>> Start

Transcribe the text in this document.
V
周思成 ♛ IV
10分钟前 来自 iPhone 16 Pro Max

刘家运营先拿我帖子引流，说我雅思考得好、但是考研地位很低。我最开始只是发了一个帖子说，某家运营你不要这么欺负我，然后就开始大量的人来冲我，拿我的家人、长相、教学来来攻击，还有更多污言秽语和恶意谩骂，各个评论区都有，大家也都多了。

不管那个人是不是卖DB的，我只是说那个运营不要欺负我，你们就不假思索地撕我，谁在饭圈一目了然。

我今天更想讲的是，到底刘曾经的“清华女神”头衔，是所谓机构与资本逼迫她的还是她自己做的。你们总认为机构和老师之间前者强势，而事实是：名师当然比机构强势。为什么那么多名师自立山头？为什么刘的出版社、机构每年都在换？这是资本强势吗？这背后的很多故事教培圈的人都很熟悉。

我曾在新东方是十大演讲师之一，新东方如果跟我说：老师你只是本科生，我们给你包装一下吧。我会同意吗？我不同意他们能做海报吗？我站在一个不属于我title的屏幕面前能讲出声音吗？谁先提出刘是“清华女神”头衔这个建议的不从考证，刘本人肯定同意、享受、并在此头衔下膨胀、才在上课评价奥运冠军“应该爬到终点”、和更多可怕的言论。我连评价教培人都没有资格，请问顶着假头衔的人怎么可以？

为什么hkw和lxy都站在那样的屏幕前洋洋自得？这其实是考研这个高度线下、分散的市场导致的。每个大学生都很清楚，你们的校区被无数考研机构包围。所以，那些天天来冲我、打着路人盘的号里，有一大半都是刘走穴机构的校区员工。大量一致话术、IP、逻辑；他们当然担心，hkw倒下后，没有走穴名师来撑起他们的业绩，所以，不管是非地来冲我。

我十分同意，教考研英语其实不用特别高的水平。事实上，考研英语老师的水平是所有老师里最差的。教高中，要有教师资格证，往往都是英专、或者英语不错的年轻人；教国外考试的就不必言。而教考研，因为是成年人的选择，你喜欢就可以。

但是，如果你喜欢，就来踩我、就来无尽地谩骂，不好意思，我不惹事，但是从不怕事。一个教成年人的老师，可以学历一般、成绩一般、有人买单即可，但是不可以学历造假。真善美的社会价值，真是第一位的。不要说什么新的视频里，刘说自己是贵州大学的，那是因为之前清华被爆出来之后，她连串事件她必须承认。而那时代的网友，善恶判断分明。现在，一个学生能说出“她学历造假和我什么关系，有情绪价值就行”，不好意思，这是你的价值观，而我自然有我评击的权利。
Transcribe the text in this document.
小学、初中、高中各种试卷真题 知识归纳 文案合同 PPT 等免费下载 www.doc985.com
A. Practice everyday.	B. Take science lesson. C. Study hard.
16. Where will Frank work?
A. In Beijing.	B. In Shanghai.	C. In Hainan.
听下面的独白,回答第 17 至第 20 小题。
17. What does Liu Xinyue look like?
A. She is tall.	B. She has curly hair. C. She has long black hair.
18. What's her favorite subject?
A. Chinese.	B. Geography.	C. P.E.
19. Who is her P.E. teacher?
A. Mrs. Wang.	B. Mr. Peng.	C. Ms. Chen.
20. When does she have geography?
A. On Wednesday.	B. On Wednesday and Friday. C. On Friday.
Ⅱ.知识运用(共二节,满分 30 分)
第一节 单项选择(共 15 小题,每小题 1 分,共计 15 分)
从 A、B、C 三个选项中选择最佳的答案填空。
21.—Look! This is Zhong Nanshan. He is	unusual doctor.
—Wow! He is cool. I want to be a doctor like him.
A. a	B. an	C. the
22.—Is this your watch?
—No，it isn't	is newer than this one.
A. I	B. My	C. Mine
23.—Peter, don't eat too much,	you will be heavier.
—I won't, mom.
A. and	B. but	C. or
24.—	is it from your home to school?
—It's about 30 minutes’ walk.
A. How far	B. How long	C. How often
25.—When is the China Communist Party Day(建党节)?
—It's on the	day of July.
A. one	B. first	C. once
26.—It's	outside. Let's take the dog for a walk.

>> End

> _TASK_:
Identify each line in the records above containing the word "long"; copy those lines.

> _ANSWER TO THE EXERCISE_:
A. She is tall.	B. She has curly hair. C. She has long black hair.
A. How far	B. How long	C. How often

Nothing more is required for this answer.